Raw records:
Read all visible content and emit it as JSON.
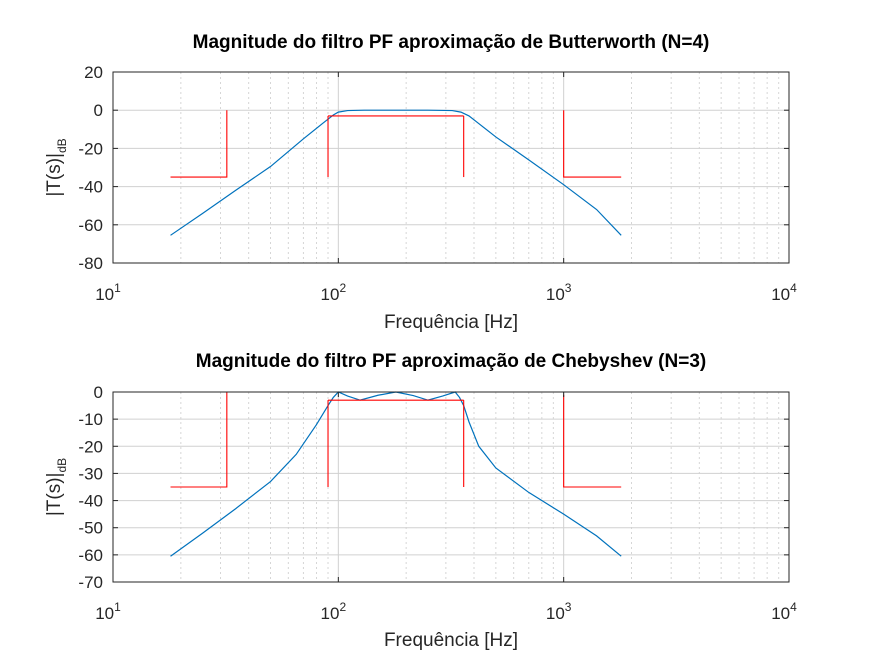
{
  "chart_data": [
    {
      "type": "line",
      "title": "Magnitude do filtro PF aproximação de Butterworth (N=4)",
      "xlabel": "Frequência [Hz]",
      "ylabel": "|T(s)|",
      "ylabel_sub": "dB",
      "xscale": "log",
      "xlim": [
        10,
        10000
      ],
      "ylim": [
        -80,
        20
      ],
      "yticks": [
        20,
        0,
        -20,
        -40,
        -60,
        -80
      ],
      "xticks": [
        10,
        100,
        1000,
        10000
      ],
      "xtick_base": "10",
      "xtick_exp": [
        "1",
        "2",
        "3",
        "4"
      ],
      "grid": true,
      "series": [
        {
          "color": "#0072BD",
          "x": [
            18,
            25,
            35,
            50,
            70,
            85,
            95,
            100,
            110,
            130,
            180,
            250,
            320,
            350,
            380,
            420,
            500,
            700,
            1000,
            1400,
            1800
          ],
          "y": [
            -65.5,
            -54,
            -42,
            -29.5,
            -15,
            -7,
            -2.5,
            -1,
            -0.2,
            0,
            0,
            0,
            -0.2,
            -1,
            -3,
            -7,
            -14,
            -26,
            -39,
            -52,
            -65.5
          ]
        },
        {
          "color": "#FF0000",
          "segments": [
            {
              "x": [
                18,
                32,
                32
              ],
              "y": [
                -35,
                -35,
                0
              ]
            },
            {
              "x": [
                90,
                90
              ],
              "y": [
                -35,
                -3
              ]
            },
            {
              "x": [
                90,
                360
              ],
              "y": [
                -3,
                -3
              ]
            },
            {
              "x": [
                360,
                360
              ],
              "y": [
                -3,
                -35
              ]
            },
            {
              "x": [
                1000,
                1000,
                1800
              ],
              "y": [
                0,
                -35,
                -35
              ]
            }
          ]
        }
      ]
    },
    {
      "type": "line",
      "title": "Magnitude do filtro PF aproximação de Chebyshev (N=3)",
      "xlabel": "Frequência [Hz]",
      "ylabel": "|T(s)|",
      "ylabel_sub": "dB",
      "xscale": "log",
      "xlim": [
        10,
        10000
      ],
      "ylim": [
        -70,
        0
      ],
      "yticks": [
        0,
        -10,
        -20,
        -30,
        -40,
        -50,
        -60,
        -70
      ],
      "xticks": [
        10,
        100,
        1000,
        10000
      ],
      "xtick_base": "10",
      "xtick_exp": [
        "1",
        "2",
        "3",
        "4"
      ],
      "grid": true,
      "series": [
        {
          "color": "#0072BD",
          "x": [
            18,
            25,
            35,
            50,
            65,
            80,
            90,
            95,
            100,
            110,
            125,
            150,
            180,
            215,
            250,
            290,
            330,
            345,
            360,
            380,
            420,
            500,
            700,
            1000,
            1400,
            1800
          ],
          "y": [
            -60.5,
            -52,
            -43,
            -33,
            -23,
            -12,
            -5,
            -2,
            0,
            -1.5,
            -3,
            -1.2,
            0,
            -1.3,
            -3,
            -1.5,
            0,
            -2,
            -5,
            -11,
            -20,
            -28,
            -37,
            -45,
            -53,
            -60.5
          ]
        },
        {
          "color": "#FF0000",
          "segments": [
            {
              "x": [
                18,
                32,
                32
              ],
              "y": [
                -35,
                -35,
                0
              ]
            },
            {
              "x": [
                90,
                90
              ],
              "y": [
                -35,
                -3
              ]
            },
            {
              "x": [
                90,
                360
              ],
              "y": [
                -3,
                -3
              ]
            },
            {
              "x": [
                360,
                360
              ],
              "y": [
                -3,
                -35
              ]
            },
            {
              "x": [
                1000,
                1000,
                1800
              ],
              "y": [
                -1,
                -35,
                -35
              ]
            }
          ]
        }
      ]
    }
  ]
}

Written task: Say how many lines in the entries contain the string "Magnitude", and say nothing else.

Task output: 2